- _やること一覧_:
**1.** 周波数補正回路に関する文章で、移動通信システムの無線基地局は何に同期して動作しているか答える。
**2.** 周波数補正回路に関する文章をもとに、無線基地局に搭載される水晶発振器が出力周波数安定度を高く保ち続けられる理由を説明してください。
**3.** 周波数補正回路に関する文章を、最後の文の後から書き継ぐ。

説明

周波数補正回路及びそれを用いた無線通信装置

【課題】 発振器の出力周波数が増減した場合に自動補正を可能として常に出力周波数の精度を一定の範囲内に維持する周波数補正回路を得る。
【解決手段】 発振器2の発振周波数よりも高精度の基準周波数を、発振周波数を分周した分周周期毎に計数するカウンタ5と、発振周波数が正常な時のカウンタの計数値に相当する正常値に対して所定値Mを加算した値とカウンタの計数値とを比較して一致したときに発振周波数の減少を示す信号を生成する比較回路7と、正常値に対してMを減算した値とカウンタの計数値とを比較する比較回路8と、この比較回路8の一致結果に応答してこの一致結果を所定時間マスクするためのマスク信号を生成する単安定マルチバイブレータ11と、比較回路7の減少を示す信号に応じて発振周波数を減少方向に制御し、マスク信号の非生成時に発振周波数を増加方向に制御する制御回路12及びCPU1とを含む。

【発明の詳細な説明】
【技術分野】
【0001】
本発明は周波数補正回路及びそれを用いた無線通信装置に関し、特に発振器の出力周波数を自動的に補正するための周波数補正方式に関するものである。
【背景技術】
【0002】
移動通信システムにおける無線基地局は、無線基地局制御装置(RNC:Radio Network Controller)に接続されている伝送路からの抽出クロック信号に同期して動作している。この場合、RNCは、周波数安定度の非常に高い水晶発振器を搭載しているために、無線基地局をこのRNCから送られてくる伝送路からの抽出クロック信号に同期させるように動作させれば、無線基地局に搭載される水晶発振器も出力周波数安定度を高く保ち続けることが可能である。

- _記録一覧_:

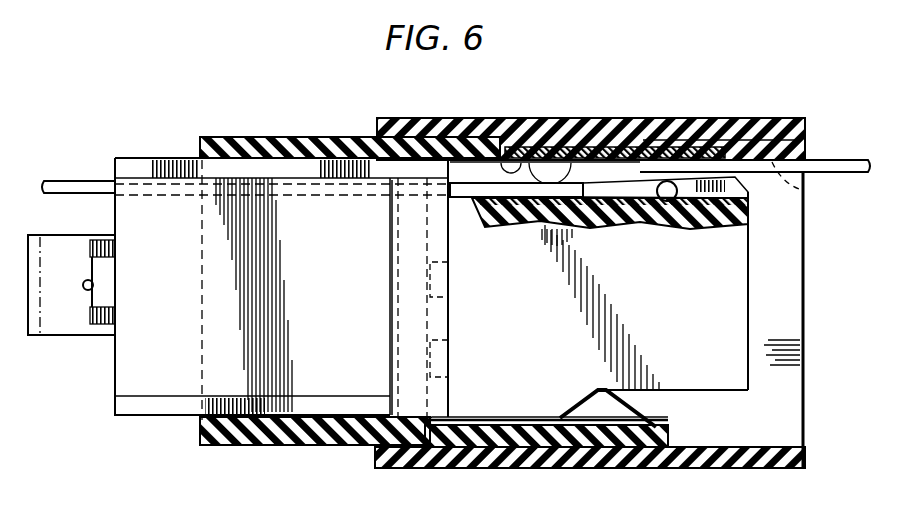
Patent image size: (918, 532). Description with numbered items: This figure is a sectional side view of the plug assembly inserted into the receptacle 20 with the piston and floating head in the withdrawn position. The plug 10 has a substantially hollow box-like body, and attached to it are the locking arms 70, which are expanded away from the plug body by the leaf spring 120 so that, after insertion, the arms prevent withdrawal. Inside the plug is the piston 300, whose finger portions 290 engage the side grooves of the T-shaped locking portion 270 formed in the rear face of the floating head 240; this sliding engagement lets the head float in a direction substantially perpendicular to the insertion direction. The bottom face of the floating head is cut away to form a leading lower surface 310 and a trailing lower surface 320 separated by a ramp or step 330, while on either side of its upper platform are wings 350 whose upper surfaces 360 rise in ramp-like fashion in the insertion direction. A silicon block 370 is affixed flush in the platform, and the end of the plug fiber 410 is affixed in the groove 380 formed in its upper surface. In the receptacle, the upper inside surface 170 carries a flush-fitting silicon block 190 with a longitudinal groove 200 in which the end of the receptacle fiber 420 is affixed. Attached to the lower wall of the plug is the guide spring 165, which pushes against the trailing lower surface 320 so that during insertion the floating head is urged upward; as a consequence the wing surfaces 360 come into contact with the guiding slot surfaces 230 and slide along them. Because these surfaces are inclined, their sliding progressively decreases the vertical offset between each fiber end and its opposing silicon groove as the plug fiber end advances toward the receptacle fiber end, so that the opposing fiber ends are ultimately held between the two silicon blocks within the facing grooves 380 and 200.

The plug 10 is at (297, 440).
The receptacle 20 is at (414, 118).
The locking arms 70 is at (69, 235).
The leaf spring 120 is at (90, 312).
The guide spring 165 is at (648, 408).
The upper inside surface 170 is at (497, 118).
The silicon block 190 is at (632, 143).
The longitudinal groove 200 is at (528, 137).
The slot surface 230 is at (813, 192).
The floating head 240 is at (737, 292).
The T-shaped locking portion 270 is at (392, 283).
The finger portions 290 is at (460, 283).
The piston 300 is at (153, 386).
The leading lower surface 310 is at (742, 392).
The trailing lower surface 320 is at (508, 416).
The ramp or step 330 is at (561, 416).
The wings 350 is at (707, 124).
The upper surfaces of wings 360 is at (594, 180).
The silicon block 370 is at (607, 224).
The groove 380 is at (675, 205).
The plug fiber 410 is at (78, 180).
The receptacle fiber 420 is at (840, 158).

- _回答一覧_:
**1.** 無線基地局制御装置(RNC)に接続されている伝送路からの抽出クロック信号に同期して動作している。

**2.** RNCが周波数安定度の非常に高い水晶発振器を搭載しているためである。無線基地局をRNCから送られてくる伝送路からの抽出クロック信号に同期させて動作させれば、無線基地局の水晶発振器も出力周波数安定度を高く保ち続けられる。

**3.**
【0003】
しかしながら、無線基地局とRNCとの伝送路には、IP(Internet Protocol )伝送路を使用する場合がある。この場合、無線基地局は、伝送路からの抽出クロック信号に同期するように動作させることができないために、無線基地局に搭載された水晶発振器が自走して動作することになる。従って、無線基地局がこのようなネットワーク環境下で使用される可能性があることを考慮すると、無線基地局に搭載される水晶発振器にも、RNCに搭載される水晶発振器と同様に、周波数安定度の非常に高い水晶発振器を搭載する必要性が発生する。
【0004】
なお、上述の周波数安定度には、温度変化による周波数変動、電源電圧変化による周波数変動、経年変化に対する周波数変動などの全ての変動要素が含まれるものである。一般的には、経年変化に対する周波数変動が最も大きいが、無線基地局として、前述の各々の周波数変動量の合計が、運用期間中に対して、許容値内の変動量であることが要求されることになる。
【0005】
近年では、数年間の運用期間に対して、出力周波数安定度が±数10ppb(part per billion)以下の厳しい要求がなされることも珍しくない。このような周波数安定度の高い水晶発振器は、非常に高価であり、かつ運用期間中に対して、許容値内の周波数変動量に抑えるために、変動量の大きい経年変化に対する周波数変動量をどのように抑制するかが大きな課題となっている。
【0006】
ここで、特許文献1に開示の技術には、高価な水晶発振器を使用することなく、簡単な操作で、経年変化に対する周波数変動を迅速かつ正確に調整する方法が提案されている。しかしながら、この技術による周波数調整方法では、保守者が、周波数調整を実施するために外部計測器を持って無線基地局の設置場所まで行かなければならない。また、実際の周波数調整作業時には、無線基地局の状態を一旦テストモードに設定変更する必要があり、よって無線基地局の運用状態に大きな影響を与えることになる。
【0007】
そこで、水晶発振器の出力周波数変動を自動的に補正する技術が、特許文献2に開示されている。この技術では、GPS(Global Positioning System )による高精度の基準周波数を利用して、電圧制御発振器の出力周波数をカウンタで係数して、この計数値と期待値との差を検出し、その差をなくす様に、電圧制御発振器の制御電圧を生成するものである。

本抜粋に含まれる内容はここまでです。